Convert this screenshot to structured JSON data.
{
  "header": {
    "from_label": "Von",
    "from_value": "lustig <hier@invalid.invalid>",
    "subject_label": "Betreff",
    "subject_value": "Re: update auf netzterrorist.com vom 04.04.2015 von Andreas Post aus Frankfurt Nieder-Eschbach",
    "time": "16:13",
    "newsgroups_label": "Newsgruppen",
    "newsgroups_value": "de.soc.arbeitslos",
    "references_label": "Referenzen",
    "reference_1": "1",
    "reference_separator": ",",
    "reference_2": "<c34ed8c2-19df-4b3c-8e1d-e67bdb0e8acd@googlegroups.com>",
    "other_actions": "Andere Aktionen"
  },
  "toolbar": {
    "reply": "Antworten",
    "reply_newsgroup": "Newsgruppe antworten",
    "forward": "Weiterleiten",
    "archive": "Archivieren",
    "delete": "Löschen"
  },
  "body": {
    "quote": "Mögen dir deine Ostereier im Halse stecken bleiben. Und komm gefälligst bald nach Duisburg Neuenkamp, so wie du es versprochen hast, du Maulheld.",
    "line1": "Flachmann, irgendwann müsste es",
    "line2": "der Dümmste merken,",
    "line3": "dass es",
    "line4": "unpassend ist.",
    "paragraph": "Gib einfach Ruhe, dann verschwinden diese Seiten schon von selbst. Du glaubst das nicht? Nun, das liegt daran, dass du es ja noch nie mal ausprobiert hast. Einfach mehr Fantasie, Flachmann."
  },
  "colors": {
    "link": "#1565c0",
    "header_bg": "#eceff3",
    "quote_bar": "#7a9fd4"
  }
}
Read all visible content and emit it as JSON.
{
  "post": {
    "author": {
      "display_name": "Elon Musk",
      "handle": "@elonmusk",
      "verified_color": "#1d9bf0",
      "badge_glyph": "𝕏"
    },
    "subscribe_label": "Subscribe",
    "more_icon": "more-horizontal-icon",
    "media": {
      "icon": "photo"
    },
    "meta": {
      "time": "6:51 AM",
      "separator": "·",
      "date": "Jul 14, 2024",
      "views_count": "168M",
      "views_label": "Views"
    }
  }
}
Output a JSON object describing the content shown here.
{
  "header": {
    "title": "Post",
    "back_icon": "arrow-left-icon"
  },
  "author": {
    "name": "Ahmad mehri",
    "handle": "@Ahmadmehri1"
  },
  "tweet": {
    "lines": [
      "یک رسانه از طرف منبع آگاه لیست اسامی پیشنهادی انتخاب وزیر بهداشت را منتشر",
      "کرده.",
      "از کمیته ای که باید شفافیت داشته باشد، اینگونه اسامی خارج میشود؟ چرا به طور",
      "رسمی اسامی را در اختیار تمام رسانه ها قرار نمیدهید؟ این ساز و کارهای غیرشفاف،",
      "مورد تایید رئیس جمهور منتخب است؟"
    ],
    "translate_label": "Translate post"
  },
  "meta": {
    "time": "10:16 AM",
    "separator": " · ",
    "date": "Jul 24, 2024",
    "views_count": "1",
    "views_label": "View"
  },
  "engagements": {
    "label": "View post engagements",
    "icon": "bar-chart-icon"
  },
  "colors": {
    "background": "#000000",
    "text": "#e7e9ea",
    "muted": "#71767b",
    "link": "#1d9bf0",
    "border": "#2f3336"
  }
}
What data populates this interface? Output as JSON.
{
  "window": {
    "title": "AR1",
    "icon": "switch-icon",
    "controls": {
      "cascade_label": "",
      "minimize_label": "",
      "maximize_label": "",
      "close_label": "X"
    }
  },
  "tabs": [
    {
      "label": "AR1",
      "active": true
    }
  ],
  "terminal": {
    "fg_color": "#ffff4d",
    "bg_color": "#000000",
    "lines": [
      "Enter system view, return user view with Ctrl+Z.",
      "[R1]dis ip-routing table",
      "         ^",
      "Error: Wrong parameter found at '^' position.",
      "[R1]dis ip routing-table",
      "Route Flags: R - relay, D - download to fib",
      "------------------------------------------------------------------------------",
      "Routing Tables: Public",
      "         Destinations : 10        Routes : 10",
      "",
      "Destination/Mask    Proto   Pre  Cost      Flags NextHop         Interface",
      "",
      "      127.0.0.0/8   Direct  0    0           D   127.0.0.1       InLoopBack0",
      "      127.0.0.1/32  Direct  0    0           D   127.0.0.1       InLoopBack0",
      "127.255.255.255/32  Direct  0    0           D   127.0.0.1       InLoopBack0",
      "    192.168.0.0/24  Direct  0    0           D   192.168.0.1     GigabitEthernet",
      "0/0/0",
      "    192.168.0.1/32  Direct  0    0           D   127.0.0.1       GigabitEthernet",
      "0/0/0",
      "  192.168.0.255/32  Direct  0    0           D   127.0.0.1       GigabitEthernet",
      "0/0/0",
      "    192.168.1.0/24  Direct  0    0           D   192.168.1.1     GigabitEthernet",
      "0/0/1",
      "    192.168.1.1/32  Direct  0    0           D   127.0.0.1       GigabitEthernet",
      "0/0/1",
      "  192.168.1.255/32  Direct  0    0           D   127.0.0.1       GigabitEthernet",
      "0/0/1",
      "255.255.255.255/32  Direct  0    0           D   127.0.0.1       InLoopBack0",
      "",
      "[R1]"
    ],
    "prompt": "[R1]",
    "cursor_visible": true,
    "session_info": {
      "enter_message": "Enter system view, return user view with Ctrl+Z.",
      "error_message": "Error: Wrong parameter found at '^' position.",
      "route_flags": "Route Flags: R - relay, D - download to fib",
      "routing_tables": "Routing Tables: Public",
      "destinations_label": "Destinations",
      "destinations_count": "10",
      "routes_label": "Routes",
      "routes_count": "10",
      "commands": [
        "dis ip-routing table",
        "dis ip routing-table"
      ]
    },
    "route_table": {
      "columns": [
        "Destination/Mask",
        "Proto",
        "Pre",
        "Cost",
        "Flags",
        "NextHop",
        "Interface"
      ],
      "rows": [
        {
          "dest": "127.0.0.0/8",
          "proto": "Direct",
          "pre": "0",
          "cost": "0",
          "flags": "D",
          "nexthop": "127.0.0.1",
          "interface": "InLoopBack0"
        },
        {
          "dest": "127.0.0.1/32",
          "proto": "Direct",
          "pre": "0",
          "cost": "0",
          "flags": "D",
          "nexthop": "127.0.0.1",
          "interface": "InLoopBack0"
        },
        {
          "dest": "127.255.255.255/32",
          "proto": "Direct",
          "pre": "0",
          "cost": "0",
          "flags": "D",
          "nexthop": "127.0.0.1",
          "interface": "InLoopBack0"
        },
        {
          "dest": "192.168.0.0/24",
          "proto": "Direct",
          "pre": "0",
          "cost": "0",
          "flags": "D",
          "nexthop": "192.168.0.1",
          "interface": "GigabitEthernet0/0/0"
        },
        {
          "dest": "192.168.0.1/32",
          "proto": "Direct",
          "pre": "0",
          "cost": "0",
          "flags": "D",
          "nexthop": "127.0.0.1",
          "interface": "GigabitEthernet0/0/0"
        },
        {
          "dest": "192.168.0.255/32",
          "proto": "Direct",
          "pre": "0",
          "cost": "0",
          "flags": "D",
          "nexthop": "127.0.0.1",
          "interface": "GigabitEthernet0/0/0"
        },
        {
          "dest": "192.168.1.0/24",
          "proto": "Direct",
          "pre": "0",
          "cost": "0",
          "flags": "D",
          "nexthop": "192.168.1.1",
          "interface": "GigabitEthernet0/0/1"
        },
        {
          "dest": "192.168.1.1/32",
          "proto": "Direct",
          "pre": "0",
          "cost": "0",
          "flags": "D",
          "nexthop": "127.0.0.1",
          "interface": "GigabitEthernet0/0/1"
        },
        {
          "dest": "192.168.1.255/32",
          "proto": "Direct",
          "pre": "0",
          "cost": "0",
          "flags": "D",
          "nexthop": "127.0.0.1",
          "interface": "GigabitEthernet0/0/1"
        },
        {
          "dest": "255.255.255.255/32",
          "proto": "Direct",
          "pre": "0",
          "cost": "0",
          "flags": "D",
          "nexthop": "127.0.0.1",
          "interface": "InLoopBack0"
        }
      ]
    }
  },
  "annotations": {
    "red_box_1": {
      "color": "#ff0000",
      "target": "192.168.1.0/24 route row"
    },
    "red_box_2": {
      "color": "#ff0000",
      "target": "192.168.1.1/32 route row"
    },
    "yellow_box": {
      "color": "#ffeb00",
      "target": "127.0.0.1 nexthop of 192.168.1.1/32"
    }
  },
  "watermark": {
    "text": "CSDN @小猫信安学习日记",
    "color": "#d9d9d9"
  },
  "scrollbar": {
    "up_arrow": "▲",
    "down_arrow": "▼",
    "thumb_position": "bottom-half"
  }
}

* * * *

**Task objective:** Collect from the data above every line that includes "Mask".

**Answer to this task:**
      "Destination/Mask    Proto   Pre  Cost      Flags NextHop         Interface",
        "Destination/Mask",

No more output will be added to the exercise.